:: Work to be completed ::
Copy the records below word for word, beginning with the first line and ending with the line that contains "Polygon shape xyxy=(324,111,352,131)". Include both of those lines and nothing else.

* Start Provided information *

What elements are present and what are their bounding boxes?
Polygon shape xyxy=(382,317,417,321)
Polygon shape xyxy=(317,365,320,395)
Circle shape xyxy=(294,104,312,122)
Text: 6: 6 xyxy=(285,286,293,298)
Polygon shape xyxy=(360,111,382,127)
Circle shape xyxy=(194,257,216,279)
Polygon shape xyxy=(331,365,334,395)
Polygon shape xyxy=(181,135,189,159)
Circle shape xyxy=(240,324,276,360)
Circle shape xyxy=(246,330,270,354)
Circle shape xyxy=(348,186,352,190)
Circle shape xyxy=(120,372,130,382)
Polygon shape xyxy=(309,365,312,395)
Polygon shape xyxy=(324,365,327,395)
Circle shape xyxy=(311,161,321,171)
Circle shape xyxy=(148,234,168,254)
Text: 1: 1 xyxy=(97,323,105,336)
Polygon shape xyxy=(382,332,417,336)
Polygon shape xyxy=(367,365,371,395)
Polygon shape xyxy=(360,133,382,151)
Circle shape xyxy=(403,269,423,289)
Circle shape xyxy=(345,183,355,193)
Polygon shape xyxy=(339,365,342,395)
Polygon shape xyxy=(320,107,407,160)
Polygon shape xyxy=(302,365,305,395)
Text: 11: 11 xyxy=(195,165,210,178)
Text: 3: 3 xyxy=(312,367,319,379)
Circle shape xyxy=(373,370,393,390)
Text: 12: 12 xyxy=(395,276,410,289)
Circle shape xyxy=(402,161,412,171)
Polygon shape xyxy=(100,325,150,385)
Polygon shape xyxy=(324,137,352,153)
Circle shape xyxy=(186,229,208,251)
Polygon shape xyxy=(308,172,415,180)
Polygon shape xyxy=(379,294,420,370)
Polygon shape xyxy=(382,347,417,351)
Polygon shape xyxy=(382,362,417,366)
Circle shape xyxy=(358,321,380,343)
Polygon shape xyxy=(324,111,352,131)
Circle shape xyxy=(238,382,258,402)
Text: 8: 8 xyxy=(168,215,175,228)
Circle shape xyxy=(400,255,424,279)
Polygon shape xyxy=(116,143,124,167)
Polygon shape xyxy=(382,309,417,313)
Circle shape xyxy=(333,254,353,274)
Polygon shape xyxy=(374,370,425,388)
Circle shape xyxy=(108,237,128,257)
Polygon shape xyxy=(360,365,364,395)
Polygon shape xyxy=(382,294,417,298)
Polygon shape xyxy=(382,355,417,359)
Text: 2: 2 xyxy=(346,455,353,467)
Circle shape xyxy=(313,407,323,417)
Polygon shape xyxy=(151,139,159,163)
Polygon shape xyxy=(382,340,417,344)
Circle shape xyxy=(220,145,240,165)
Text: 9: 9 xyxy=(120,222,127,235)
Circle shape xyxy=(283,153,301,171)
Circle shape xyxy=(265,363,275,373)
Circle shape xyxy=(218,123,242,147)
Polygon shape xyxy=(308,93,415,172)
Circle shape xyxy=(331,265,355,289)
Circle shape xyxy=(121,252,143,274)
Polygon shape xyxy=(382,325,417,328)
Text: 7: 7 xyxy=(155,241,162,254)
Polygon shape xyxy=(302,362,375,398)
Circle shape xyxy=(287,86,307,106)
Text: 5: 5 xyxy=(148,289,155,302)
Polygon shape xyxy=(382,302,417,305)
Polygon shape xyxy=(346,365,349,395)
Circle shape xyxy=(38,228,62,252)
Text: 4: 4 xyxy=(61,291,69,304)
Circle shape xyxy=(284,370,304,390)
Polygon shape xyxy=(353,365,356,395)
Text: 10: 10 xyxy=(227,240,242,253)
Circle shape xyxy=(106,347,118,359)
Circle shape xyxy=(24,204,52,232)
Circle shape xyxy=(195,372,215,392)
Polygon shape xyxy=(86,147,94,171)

* End Provided information *

:: Written solution ::
What elements are present and what are their bounding boxes?
Polygon shape xyxy=(382,317,417,321)
Polygon shape xyxy=(317,365,320,395)
Circle shape xyxy=(294,104,312,122)
Text: 6: 6 xyxy=(285,286,293,298)
Polygon shape xyxy=(360,111,382,127)
Circle shape xyxy=(194,257,216,279)
Polygon shape xyxy=(331,365,334,395)
Polygon shape xyxy=(181,135,189,159)
Circle shape xyxy=(240,324,276,360)
Circle shape xyxy=(246,330,270,354)
Circle shape xyxy=(348,186,352,190)
Circle shape xyxy=(120,372,130,382)
Polygon shape xyxy=(309,365,312,395)
Polygon shape xyxy=(324,365,327,395)
Circle shape xyxy=(311,161,321,171)
Circle shape xyxy=(148,234,168,254)
Text: 1: 1 xyxy=(97,323,105,336)
Polygon shape xyxy=(382,332,417,336)
Polygon shape xyxy=(367,365,371,395)
Polygon shape xyxy=(360,133,382,151)
Circle shape xyxy=(403,269,423,289)
Circle shape xyxy=(345,183,355,193)
Polygon shape xyxy=(339,365,342,395)
Polygon shape xyxy=(320,107,407,160)
Polygon shape xyxy=(302,365,305,395)
Text: 11: 11 xyxy=(195,165,210,178)
Text: 3: 3 xyxy=(312,367,319,379)
Circle shape xyxy=(373,370,393,390)
Text: 12: 12 xyxy=(395,276,410,289)
Circle shape xyxy=(402,161,412,171)
Polygon shape xyxy=(100,325,150,385)
Polygon shape xyxy=(324,137,352,153)
Circle shape xyxy=(186,229,208,251)
Polygon shape xyxy=(308,172,415,180)
Polygon shape xyxy=(379,294,420,370)
Polygon shape xyxy=(382,347,417,351)
Polygon shape xyxy=(382,362,417,366)
Circle shape xyxy=(358,321,380,343)
Polygon shape xyxy=(324,111,352,131)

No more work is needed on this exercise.